• [Problem details]: Show every line that has the string "only" in it.

--

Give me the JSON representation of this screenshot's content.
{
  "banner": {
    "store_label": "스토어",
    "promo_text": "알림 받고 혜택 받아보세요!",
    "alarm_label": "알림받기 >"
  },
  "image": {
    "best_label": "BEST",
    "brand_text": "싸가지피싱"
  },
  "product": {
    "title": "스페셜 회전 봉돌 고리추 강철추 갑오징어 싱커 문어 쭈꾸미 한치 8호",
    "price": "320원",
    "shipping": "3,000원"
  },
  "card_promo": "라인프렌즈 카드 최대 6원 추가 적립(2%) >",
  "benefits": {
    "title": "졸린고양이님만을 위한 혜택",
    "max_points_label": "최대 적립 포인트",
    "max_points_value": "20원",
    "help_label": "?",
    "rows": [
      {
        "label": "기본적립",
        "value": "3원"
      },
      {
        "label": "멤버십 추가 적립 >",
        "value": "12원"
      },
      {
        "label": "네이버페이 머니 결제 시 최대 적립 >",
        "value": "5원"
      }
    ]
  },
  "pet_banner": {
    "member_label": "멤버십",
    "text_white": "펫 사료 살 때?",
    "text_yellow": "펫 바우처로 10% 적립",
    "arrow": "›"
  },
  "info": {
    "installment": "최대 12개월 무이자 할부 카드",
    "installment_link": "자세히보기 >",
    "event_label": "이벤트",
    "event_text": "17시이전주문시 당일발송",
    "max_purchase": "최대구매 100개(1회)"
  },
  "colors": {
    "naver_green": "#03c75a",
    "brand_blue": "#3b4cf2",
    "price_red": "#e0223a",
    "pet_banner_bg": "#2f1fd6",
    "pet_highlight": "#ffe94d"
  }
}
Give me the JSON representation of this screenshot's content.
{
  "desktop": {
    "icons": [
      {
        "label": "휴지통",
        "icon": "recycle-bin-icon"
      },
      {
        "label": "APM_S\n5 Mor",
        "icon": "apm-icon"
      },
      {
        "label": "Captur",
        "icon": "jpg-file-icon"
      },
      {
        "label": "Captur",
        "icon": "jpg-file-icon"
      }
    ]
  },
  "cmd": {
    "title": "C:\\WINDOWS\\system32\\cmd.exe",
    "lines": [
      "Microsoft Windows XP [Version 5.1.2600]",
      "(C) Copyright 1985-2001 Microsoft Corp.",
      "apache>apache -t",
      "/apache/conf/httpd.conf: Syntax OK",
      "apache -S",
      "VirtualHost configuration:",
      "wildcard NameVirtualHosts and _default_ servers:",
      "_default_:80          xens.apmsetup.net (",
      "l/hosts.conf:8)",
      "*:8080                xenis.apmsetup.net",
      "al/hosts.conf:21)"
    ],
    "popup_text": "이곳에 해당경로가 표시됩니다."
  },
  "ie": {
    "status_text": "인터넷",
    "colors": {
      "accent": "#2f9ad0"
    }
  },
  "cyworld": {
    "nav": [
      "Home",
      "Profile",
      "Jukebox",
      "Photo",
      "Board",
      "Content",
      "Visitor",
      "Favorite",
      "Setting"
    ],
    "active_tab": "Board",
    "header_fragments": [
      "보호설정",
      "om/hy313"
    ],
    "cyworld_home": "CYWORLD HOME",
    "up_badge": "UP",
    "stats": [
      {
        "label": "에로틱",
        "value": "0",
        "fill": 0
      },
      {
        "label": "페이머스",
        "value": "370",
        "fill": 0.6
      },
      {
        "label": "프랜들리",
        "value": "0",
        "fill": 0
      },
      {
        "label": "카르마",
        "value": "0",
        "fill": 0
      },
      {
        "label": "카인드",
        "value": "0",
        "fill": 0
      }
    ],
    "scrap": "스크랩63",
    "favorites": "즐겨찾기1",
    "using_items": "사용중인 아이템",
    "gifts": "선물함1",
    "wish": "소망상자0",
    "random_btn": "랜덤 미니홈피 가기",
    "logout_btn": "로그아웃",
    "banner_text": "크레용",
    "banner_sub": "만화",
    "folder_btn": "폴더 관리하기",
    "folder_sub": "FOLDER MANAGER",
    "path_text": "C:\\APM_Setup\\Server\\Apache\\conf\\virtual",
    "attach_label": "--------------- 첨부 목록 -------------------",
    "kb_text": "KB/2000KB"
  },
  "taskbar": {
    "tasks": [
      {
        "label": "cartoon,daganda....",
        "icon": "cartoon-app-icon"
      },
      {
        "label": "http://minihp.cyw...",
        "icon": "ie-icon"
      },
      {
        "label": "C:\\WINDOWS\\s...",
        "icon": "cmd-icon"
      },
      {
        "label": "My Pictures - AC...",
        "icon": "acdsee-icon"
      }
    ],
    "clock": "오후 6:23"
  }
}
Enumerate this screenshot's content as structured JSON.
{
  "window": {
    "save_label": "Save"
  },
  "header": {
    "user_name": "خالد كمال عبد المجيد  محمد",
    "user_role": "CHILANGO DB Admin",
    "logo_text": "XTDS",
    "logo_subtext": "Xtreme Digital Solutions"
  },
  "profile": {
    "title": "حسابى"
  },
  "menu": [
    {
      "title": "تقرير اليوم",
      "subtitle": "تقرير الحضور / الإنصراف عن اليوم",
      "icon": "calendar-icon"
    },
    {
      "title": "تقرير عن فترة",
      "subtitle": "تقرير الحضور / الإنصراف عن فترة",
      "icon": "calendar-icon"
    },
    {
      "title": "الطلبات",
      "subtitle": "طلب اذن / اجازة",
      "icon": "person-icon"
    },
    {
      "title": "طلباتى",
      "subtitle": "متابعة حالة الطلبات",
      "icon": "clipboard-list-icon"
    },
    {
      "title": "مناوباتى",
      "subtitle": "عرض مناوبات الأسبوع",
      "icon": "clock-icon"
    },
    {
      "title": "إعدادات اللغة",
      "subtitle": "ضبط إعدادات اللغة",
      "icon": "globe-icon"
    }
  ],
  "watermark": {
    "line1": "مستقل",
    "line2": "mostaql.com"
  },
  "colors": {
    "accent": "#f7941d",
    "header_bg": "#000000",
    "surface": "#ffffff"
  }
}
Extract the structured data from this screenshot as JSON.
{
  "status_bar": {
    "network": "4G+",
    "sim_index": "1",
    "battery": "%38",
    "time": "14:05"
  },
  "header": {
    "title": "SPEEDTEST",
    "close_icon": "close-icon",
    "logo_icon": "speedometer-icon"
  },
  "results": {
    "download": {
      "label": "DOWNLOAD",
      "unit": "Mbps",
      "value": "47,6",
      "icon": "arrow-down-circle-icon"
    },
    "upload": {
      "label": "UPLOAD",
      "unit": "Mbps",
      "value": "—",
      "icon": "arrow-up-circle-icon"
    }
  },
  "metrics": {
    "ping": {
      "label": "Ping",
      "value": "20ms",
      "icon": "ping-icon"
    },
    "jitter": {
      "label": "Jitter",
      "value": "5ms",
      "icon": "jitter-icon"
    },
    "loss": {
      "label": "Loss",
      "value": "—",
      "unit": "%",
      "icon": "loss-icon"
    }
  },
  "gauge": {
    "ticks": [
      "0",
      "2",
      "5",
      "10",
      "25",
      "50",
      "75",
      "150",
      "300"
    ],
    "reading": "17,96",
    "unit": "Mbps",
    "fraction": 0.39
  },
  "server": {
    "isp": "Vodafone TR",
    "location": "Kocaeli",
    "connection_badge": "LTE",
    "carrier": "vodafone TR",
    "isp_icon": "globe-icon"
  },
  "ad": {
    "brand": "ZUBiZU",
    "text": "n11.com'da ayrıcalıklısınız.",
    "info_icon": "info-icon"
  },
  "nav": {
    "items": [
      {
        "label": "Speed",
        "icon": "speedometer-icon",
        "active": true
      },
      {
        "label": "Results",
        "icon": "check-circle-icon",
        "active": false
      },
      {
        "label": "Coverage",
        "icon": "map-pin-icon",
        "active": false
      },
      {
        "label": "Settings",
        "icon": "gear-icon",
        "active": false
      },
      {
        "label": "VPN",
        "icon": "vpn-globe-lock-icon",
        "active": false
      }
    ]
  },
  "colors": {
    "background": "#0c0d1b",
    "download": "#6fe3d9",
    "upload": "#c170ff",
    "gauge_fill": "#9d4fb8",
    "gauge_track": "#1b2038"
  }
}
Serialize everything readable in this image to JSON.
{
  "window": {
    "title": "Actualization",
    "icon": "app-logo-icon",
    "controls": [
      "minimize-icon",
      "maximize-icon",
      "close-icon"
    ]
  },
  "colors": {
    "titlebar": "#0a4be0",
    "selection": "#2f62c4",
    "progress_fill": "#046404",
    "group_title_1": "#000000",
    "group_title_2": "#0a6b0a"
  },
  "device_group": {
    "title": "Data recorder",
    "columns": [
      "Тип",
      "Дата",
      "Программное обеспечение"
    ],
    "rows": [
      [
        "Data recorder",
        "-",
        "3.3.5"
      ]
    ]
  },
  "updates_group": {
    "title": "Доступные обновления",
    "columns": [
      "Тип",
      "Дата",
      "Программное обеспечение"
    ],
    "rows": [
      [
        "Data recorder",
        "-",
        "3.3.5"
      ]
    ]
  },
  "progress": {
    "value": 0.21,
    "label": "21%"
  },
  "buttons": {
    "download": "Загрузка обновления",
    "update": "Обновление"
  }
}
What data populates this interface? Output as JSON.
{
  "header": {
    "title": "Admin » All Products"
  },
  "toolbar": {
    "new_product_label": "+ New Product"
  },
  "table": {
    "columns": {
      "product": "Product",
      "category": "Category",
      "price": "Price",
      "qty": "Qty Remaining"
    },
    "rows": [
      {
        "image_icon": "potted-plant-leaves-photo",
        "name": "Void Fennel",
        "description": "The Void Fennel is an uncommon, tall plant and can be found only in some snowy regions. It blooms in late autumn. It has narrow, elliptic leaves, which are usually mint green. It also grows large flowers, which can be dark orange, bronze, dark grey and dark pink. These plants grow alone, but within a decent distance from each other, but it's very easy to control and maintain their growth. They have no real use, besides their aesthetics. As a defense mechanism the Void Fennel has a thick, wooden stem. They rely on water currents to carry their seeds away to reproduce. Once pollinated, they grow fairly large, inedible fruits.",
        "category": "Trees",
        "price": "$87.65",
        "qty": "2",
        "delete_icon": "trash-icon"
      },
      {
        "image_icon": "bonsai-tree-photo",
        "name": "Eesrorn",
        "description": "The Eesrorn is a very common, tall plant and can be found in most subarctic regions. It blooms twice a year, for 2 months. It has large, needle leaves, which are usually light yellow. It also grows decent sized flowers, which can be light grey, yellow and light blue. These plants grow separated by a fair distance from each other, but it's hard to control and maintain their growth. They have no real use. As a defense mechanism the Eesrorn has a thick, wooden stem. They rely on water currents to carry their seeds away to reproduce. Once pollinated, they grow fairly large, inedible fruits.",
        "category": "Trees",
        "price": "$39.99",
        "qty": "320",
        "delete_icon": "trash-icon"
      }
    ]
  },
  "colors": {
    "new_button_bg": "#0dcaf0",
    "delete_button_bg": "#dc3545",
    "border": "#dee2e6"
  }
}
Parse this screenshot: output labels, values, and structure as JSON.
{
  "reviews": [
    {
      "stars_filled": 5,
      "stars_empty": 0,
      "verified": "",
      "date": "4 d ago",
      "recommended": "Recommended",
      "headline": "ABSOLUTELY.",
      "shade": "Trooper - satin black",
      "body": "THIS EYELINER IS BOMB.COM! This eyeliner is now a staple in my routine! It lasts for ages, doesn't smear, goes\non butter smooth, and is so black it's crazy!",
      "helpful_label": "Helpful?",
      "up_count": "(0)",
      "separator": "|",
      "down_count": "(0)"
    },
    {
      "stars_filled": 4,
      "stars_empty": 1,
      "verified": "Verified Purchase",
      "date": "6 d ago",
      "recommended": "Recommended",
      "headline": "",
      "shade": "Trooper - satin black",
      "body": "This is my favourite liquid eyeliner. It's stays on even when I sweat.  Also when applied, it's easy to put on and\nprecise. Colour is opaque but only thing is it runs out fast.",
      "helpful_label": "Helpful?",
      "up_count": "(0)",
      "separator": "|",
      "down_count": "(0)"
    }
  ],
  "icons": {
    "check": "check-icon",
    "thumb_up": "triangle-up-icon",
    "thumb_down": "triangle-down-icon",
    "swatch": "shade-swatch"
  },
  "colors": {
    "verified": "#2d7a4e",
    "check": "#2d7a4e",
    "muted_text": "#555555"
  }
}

--

• [Result of this exercise]:
        "description": "The Void Fennel is an uncommon, tall plant and can be found only in some snowy regions. It blooms in late autumn. It has narrow, elliptic leaves, which are usually mint green. It also grows large flowers, which can be dark orange, bronze, dark grey and dark pink. These plants grow alone, but within a decent distance from each other, but it's very easy to control and maintain their growth. They have no real use, besides their aesthetics. As a defense mechanism the Void Fennel has a thick, wooden stem. They rely on water currents to carry their seeds away to reproduce. Once pollinated, they grow fairly large, inedible fruits.",
      "body": "This is my favourite liquid eyeliner. It's stays on even when I sweat.  Also when applied, it's easy to put on and\nprecise. Colour is opaque but only thing is it runs out fast.",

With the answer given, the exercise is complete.